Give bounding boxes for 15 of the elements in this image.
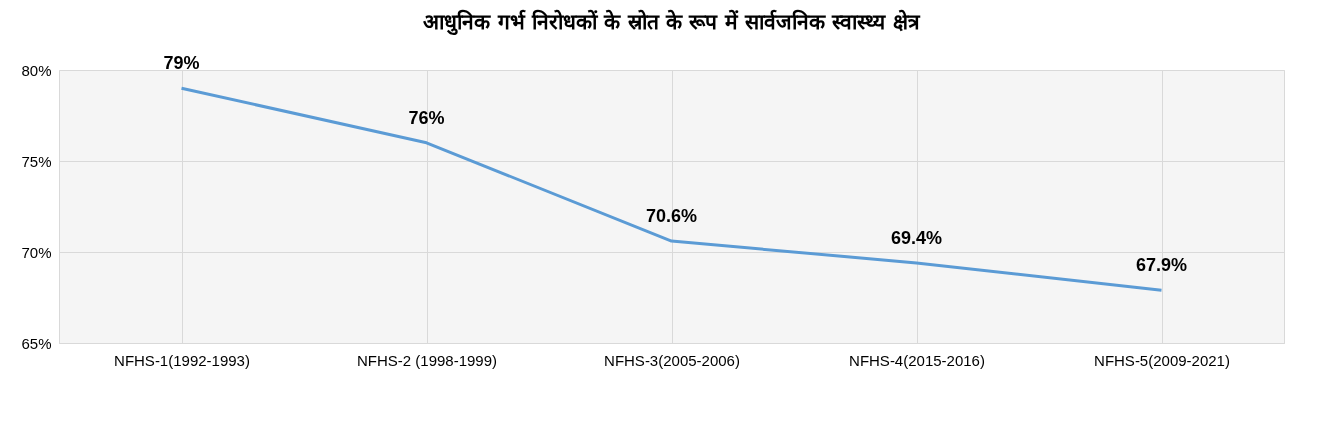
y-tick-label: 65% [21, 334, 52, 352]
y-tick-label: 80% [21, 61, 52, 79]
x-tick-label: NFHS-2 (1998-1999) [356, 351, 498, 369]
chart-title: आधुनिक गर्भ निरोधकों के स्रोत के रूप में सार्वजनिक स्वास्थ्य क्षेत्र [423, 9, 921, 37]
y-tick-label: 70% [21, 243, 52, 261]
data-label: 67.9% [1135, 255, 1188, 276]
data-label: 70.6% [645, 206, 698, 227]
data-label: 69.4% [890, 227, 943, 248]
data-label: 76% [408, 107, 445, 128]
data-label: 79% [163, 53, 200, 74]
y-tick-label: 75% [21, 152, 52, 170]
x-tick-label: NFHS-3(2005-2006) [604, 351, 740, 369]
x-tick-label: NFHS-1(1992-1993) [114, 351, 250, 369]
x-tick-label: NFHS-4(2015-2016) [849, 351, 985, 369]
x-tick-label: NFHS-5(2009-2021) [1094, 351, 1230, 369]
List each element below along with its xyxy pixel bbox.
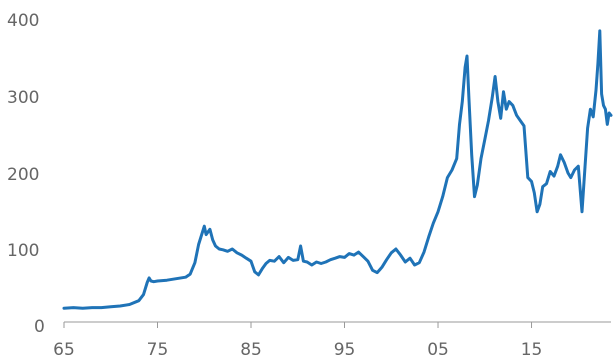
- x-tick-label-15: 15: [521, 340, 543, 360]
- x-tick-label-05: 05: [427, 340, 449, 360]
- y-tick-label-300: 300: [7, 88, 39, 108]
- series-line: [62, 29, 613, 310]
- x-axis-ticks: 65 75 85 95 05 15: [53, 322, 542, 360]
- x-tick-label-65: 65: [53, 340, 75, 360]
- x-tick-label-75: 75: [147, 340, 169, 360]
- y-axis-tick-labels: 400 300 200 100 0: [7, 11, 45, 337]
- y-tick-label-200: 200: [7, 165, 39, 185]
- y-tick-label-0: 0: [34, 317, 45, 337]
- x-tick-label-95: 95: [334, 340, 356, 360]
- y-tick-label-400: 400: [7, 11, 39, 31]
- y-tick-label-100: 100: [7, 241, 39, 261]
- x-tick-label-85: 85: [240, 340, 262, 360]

- - -

• Your task: Output every line of the entries above as a single numbered list, with blank lines and the pictures left out.

• The response:
1. Give bounding boxes for 15 of the elements in this image.
2. y-tick-label: 65% [21, 334, 52, 352]
3. y-tick-label: 80% [21, 61, 52, 79]
4. x-tick-label: NFHS-2 (1998-1999) [356, 351, 498, 369]
5. chart-title: आधुनिक गर्भ निरोधकों के स्रोत के रूप में सार्वजनिक स्वास्थ्य क्षेत्र [423, 9, 921, 37]
6. y-tick-label: 70% [21, 243, 52, 261]
7. data-label: 67.9% [1135, 255, 1188, 276]
8. data-label: 70.6% [645, 206, 698, 227]
9. data-label: 69.4% [890, 227, 943, 248]
10. data-label: 76% [408, 107, 445, 128]
11. data-label: 79% [163, 53, 200, 74]
12. y-tick-label: 75% [21, 152, 52, 170]
13. x-tick-label: NFHS-3(2005-2006) [604, 351, 740, 369]
14. x-tick-label: NFHS-1(1992-1993) [114, 351, 250, 369]
15. x-tick-label: NFHS-4(2015-2016) [849, 351, 985, 369]
16. x-tick-label: NFHS-5(2009-2021) [1094, 351, 1230, 369]
17. List each element below along with its xyxy pixel bbox.
18. - x-tick-label-15: 15: [521, 340, 543, 360]
19. - x-tick-label-05: 05: [427, 340, 449, 360]
20. - y-tick-label-300: 300: [7, 88, 39, 108]
21. - series-line: [62, 29, 613, 310]
22. - x-axis-ticks: 65 75 85 95 05 15: [53, 322, 542, 360]
23. - x-tick-label-65: 65: [53, 340, 75, 360]
24. - x-tick-label-75: 75: [147, 340, 169, 360]
25. - y-axis-tick-labels: 400 300 200 100 0: [7, 11, 45, 337]
26. - y-tick-label-200: 200: [7, 165, 39, 185]
27. - y-tick-label-0: 0: [34, 317, 45, 337]
28. - x-tick-label-95: 95: [334, 340, 356, 360]
29. - y-tick-label-400: 400: [7, 11, 39, 31]
30. - y-tick-label-100: 100: [7, 241, 39, 261]
31. - x-tick-label-85: 85: [240, 340, 262, 360]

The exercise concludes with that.